-- WRITTEN REQUEST --
Collect every line below that contains the word "able".

-- INPUT DATA --
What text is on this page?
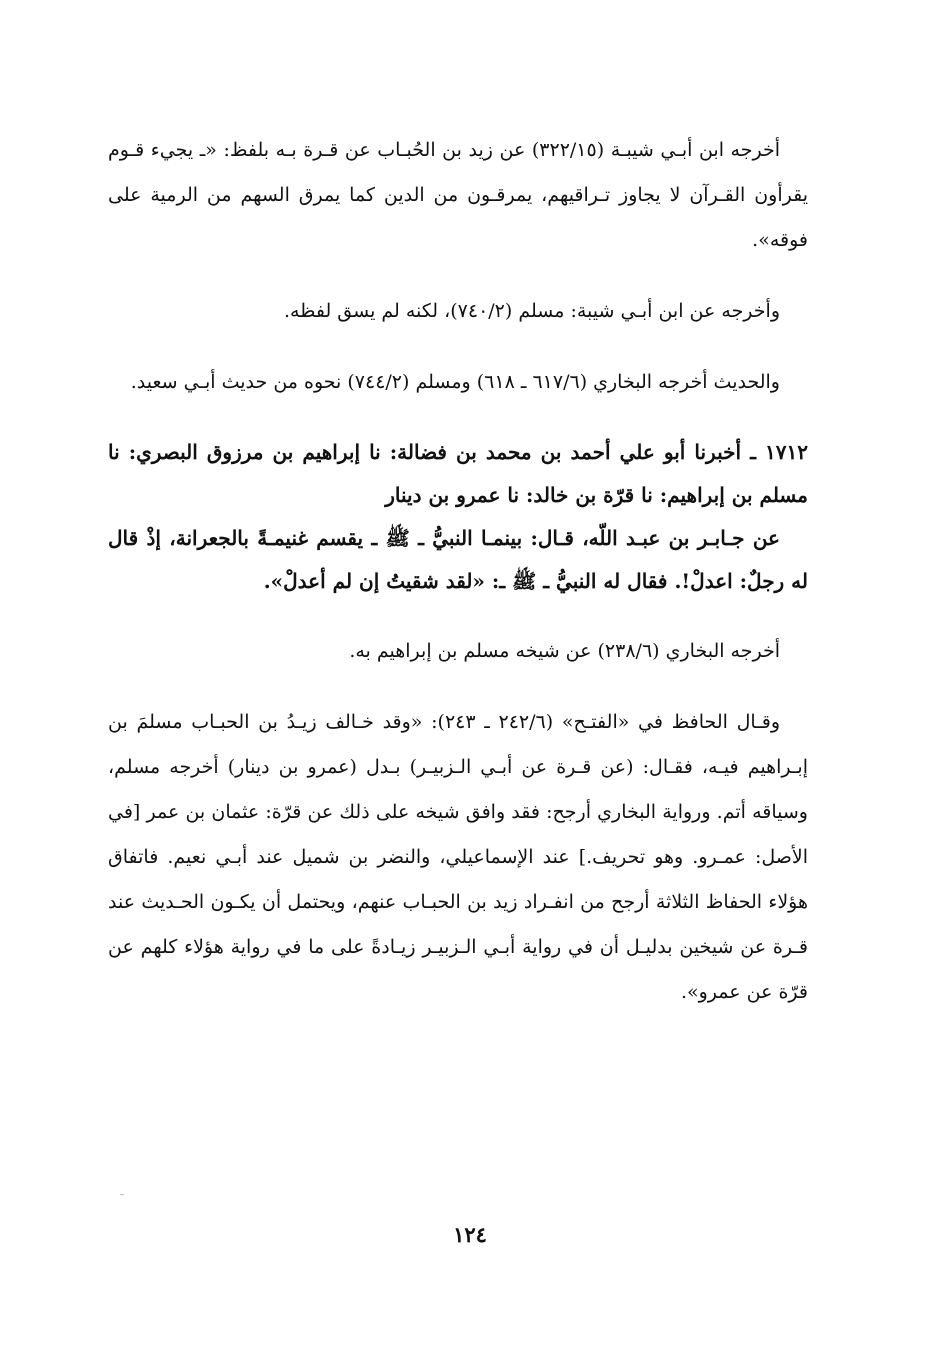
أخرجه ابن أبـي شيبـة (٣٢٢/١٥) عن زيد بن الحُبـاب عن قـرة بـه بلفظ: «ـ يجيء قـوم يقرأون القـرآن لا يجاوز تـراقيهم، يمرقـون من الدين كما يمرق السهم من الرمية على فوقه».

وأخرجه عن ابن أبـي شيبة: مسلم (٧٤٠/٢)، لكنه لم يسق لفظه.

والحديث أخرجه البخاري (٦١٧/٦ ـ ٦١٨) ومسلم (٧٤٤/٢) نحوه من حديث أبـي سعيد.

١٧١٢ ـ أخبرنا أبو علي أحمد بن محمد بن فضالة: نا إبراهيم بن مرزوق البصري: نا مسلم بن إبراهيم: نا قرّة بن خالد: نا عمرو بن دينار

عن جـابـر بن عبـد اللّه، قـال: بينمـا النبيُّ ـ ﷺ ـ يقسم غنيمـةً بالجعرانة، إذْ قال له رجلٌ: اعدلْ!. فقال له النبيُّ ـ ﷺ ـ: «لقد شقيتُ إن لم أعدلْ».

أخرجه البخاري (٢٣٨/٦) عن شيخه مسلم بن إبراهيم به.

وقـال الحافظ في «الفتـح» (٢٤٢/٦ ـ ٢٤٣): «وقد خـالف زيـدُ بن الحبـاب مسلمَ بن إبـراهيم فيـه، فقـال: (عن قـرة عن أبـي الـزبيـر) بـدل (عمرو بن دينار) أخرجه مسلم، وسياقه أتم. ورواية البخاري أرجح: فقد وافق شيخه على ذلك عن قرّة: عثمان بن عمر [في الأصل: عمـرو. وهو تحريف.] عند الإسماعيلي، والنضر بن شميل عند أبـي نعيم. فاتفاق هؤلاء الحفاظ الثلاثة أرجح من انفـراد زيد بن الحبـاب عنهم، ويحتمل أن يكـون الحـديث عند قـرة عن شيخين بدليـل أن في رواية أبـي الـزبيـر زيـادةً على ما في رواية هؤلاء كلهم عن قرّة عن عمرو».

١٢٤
...
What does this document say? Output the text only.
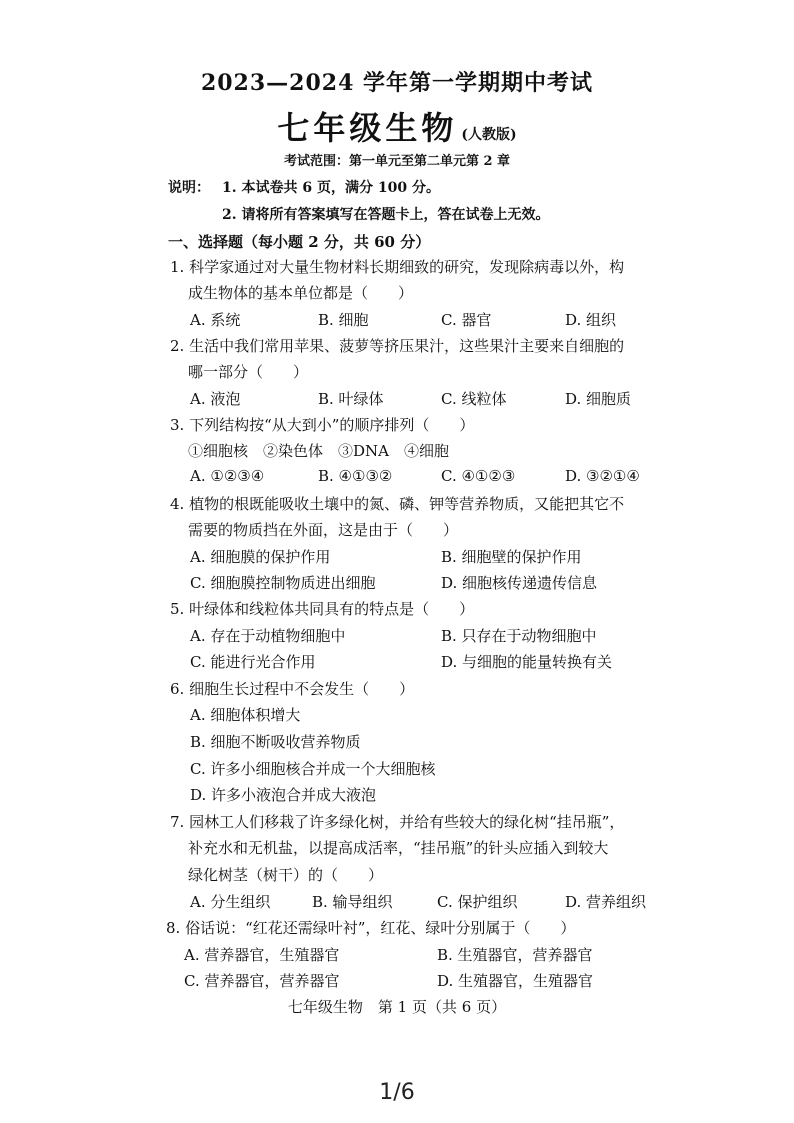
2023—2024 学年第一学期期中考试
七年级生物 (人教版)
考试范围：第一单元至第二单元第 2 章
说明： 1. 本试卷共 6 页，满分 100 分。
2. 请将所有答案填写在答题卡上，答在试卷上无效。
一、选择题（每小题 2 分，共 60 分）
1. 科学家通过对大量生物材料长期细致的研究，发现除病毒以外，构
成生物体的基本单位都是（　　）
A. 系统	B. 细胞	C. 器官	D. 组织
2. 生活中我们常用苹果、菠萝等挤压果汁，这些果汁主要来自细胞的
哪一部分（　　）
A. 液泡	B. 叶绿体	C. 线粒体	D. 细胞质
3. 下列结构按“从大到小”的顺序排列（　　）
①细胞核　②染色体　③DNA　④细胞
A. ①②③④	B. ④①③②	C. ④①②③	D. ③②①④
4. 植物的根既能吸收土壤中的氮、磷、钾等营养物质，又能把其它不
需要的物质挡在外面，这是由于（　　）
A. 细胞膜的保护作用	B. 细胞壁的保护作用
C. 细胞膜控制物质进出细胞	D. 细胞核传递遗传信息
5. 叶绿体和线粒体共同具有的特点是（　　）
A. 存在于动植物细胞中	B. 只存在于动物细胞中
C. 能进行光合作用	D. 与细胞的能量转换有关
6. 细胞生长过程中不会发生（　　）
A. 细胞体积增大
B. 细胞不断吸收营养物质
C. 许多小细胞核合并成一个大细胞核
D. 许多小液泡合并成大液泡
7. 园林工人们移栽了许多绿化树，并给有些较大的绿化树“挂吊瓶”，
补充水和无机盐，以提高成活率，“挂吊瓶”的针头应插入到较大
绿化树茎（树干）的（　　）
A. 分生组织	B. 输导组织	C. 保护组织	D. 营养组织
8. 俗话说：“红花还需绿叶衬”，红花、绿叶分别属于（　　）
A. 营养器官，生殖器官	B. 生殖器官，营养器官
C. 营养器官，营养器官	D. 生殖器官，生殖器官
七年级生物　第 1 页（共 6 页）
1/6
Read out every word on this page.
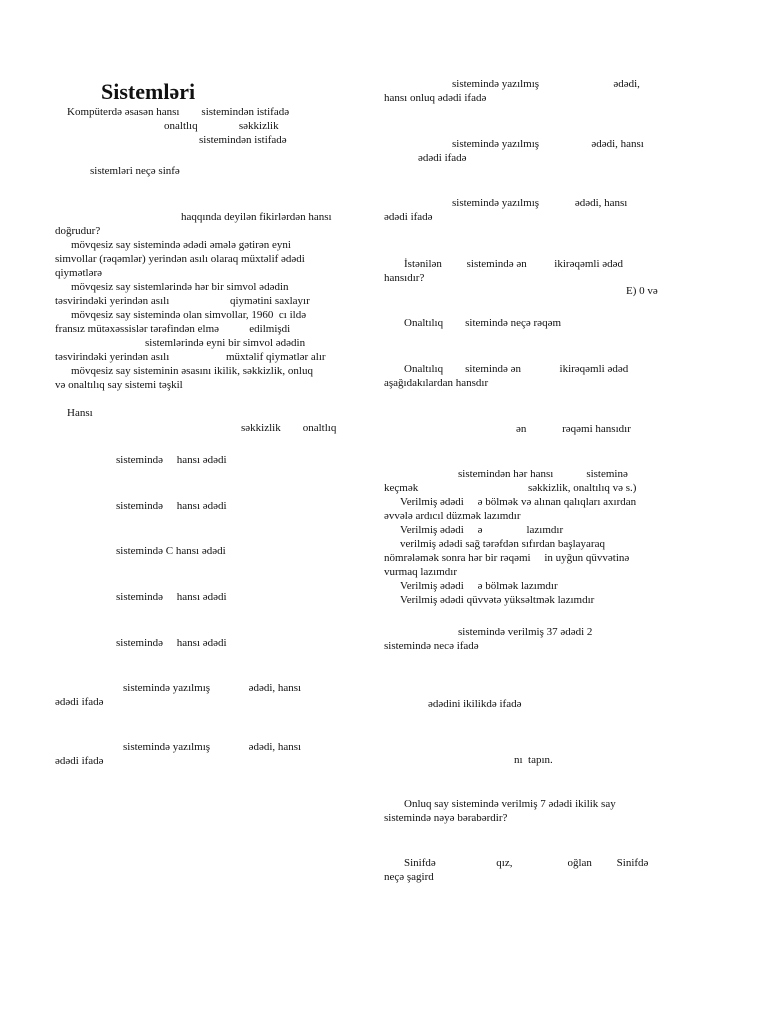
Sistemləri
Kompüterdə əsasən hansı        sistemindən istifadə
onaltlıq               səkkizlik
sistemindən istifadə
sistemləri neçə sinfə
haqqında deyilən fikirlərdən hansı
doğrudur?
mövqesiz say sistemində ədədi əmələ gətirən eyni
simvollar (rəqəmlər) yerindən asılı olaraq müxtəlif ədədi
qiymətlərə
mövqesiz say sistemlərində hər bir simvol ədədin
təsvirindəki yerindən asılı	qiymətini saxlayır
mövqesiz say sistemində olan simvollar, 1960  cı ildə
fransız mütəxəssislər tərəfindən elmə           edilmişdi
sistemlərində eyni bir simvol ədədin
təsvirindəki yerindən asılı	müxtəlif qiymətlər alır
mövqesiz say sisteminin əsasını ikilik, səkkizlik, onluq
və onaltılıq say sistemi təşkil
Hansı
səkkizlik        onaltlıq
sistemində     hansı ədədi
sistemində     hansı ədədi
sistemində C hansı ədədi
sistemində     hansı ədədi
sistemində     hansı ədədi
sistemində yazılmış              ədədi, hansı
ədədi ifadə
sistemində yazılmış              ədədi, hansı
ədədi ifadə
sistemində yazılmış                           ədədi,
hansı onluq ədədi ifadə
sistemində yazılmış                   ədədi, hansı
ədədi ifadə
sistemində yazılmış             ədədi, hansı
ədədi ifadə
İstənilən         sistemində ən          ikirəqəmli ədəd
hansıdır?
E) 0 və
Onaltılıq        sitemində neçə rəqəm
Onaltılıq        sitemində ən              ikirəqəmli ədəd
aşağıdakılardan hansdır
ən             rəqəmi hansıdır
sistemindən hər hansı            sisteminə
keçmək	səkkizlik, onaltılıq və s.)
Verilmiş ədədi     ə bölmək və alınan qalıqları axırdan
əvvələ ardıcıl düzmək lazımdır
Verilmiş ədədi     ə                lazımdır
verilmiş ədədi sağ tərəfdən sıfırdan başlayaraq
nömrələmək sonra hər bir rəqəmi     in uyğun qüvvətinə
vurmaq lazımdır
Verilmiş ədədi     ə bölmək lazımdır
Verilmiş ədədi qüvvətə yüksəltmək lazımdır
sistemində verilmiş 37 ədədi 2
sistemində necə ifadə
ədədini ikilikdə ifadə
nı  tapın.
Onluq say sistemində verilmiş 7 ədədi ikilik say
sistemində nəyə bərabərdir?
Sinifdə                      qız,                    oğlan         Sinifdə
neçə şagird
==
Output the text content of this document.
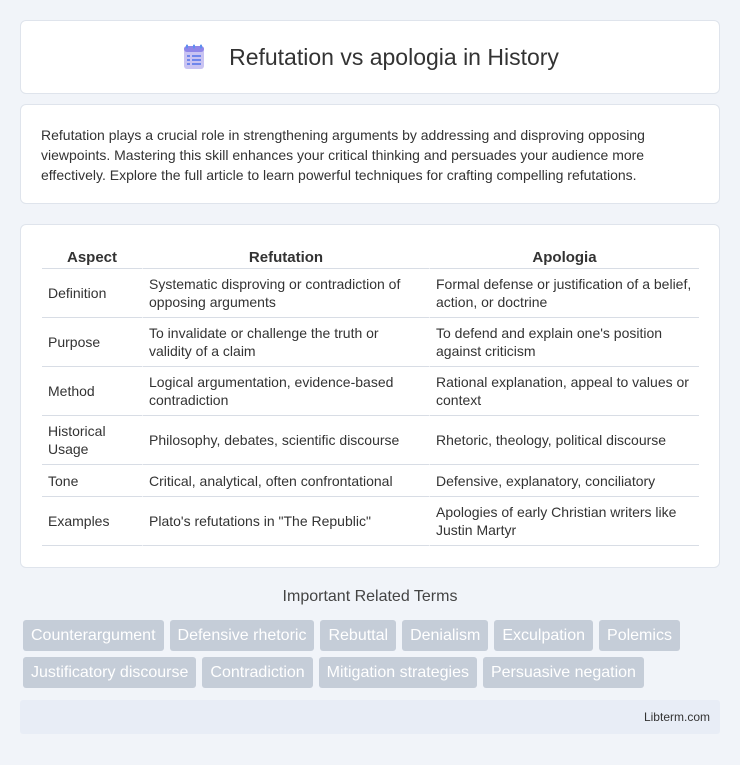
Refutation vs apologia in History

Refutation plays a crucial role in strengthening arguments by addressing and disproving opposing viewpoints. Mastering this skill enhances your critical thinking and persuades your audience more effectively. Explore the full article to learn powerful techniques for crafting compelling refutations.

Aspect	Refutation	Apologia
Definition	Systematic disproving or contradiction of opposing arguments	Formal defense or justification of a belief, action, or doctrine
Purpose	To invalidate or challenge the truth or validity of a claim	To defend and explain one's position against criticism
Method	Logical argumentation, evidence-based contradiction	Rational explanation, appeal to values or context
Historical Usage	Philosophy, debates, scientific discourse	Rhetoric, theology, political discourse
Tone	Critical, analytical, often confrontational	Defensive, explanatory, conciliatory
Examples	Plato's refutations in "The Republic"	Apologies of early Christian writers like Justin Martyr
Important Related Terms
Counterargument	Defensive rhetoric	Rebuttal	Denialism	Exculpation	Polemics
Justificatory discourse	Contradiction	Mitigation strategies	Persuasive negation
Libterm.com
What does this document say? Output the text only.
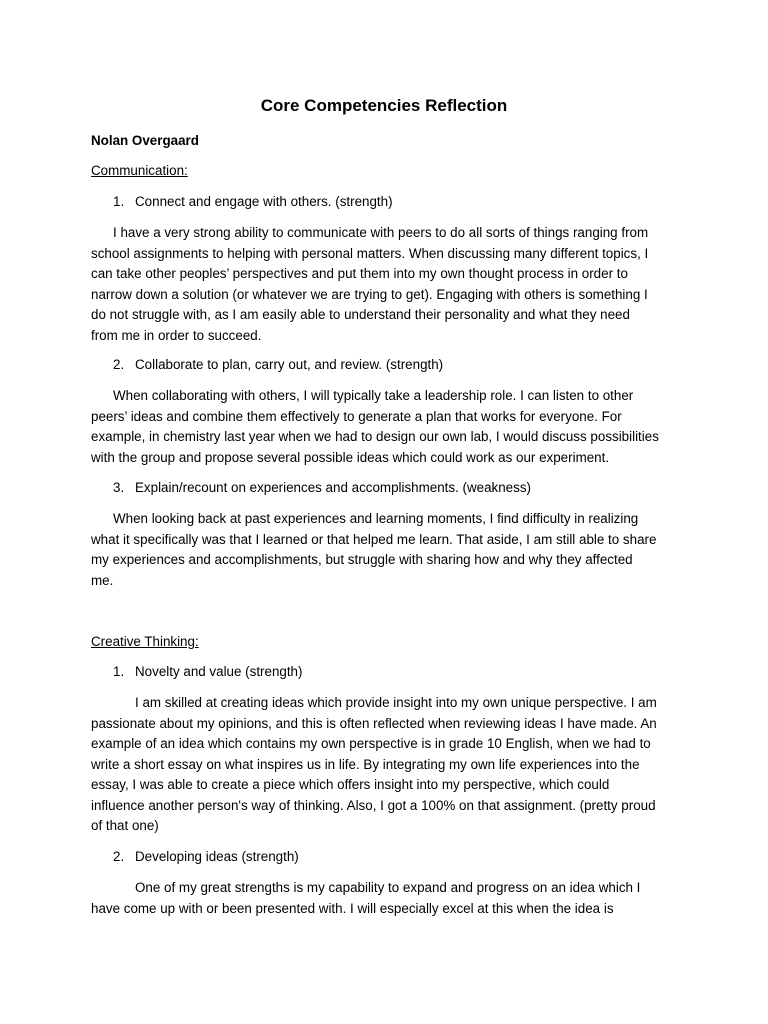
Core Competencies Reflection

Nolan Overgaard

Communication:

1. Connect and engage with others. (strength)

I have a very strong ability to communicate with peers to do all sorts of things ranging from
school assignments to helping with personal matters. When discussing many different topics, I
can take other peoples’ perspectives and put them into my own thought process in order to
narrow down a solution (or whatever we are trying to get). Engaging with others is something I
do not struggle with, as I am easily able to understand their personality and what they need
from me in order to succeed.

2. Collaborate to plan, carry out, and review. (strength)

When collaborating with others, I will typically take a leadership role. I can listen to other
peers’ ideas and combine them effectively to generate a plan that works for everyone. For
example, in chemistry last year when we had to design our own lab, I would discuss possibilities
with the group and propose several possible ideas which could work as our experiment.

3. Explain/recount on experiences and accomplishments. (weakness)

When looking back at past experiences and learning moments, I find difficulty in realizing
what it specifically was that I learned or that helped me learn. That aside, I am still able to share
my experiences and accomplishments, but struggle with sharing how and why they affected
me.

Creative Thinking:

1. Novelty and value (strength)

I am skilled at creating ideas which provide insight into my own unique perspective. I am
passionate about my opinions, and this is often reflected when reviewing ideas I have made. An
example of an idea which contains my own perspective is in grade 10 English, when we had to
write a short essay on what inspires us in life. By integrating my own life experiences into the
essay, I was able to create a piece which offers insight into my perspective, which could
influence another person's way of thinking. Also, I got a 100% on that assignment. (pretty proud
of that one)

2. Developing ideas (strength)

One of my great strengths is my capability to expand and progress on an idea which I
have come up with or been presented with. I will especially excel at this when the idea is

-- RESULT FOR THIS EXERCISE --
do not struggle with, as I am easily able to understand their personality and what they need
what it specifically was that I learned or that helped me learn. That aside, I am still able to share
essay, I was able to create a piece which offers insight into my perspective, which could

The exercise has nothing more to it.